What to work on — Pull every line with the word "Kenli" out of the entries below.

Dataset records —
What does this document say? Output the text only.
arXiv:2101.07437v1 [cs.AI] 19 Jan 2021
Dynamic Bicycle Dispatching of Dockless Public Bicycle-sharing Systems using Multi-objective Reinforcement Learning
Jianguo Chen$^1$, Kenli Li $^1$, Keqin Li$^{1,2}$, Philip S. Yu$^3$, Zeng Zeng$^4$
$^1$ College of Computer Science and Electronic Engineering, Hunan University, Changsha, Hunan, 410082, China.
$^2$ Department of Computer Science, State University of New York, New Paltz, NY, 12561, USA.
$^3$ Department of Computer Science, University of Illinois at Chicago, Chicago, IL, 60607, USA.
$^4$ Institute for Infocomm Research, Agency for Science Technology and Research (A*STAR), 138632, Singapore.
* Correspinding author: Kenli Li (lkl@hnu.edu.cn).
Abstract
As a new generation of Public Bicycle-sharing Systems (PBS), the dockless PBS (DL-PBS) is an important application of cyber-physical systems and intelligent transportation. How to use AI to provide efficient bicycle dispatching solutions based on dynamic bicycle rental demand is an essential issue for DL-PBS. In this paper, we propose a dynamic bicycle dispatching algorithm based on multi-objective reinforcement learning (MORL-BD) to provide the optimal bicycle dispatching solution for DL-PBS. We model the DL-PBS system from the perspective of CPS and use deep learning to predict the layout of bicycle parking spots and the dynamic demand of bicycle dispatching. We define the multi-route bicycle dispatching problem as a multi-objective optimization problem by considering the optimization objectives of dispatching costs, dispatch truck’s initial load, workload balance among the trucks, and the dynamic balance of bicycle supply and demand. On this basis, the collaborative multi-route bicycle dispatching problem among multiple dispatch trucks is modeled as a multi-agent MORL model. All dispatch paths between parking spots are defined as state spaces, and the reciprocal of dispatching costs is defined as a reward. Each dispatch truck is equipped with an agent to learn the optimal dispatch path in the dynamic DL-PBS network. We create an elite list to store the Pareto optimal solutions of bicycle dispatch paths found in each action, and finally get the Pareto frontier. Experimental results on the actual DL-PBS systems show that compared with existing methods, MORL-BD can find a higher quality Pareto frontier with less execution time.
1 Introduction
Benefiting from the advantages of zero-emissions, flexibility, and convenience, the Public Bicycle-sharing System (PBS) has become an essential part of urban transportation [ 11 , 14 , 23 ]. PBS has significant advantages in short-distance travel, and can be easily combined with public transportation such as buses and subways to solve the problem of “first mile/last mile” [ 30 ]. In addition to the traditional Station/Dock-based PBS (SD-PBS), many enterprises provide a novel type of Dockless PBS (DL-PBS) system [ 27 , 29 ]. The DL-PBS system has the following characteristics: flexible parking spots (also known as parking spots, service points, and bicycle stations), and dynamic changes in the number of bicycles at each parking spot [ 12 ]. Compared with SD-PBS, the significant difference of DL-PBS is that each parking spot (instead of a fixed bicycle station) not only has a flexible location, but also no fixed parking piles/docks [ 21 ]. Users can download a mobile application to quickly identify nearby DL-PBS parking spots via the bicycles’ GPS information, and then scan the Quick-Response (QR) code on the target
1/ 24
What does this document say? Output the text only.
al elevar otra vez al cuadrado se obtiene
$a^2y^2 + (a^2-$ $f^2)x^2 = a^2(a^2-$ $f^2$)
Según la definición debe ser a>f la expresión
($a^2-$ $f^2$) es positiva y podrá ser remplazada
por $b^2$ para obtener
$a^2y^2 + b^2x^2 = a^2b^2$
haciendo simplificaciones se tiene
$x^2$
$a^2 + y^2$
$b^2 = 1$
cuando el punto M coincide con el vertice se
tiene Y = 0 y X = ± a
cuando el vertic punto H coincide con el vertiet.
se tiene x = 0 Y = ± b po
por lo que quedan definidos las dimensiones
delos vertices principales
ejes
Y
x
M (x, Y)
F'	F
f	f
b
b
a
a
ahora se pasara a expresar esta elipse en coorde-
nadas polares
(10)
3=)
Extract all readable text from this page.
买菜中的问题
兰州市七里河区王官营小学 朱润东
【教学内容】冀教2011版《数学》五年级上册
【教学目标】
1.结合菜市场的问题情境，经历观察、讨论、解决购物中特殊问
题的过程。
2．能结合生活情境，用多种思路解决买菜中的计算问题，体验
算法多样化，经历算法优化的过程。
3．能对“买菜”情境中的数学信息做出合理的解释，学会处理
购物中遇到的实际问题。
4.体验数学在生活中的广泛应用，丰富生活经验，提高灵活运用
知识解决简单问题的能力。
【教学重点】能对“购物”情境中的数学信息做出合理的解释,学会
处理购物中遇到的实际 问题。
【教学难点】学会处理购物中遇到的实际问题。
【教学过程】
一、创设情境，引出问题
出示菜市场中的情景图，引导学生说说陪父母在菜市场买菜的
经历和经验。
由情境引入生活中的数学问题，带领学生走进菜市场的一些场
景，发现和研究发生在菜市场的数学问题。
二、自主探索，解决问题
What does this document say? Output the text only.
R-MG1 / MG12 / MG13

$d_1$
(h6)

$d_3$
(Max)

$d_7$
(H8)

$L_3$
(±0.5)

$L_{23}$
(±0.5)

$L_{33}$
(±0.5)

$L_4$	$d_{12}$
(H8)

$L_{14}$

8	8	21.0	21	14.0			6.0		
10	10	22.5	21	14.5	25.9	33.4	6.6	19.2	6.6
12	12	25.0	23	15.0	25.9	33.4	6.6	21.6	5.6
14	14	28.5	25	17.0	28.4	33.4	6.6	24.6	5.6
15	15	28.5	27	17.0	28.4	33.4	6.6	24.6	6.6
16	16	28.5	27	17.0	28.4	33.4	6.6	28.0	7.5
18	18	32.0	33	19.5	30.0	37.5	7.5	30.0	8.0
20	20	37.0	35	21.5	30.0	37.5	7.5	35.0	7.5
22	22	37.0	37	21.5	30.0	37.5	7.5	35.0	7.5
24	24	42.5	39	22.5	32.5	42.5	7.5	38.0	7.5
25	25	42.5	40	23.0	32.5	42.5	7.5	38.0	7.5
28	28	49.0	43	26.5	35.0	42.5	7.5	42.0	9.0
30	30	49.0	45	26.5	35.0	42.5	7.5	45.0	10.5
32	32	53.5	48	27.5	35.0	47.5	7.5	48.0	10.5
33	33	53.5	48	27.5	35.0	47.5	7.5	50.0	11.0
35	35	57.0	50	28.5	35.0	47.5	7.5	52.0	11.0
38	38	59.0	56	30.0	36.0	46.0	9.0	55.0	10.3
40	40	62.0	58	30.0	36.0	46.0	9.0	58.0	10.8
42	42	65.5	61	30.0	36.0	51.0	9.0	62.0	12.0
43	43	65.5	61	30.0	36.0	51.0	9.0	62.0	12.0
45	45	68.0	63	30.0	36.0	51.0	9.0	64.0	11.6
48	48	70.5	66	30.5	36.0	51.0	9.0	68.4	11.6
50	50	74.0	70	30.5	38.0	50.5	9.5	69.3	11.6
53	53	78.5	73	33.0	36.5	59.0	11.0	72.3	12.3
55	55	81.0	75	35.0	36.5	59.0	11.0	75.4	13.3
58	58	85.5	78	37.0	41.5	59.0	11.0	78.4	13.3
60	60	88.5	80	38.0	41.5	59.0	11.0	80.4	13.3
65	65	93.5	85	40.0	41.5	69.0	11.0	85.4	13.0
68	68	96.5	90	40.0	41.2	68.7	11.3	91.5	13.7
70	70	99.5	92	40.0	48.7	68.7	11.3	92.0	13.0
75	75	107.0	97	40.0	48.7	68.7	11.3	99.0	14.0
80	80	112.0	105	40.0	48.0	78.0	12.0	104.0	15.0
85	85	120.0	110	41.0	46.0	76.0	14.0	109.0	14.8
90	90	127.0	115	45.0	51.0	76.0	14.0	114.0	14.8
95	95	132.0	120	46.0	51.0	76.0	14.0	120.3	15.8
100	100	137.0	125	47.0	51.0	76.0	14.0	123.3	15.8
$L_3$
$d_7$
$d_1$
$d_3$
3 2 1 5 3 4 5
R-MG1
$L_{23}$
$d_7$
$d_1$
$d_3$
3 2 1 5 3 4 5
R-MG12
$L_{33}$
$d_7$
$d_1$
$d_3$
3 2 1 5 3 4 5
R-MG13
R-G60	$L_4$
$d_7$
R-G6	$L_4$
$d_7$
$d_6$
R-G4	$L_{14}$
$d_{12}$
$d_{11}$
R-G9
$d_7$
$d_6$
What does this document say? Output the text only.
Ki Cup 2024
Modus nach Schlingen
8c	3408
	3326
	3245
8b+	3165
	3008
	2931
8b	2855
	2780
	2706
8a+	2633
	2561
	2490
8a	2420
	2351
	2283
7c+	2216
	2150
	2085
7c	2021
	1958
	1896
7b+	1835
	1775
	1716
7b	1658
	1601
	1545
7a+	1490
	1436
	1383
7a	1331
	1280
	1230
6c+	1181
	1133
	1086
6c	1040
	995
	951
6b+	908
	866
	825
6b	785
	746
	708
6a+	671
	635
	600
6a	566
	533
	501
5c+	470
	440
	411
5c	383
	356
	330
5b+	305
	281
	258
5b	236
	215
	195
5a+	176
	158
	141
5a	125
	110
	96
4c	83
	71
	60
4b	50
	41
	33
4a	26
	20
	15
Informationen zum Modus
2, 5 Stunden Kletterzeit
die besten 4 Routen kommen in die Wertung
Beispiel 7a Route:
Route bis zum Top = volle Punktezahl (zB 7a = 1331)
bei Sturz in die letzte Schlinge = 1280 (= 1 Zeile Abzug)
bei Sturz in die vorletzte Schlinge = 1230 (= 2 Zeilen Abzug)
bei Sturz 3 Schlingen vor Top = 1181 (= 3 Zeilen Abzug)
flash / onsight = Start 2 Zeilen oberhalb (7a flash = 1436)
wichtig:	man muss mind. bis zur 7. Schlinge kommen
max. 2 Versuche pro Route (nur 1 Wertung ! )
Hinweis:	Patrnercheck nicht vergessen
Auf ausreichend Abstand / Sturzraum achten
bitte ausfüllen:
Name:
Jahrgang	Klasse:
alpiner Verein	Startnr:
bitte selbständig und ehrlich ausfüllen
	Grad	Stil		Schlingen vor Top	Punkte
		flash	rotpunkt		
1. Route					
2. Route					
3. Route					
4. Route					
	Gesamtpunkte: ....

Solution below —
Jianguo Chen$^1$, Kenli Li $^1$, Keqin Li$^{1,2}$, Philip S. Yu$^3$, Zeng Zeng$^4$
* Correspinding author: Kenli Li (lkl@hnu.edu.cn).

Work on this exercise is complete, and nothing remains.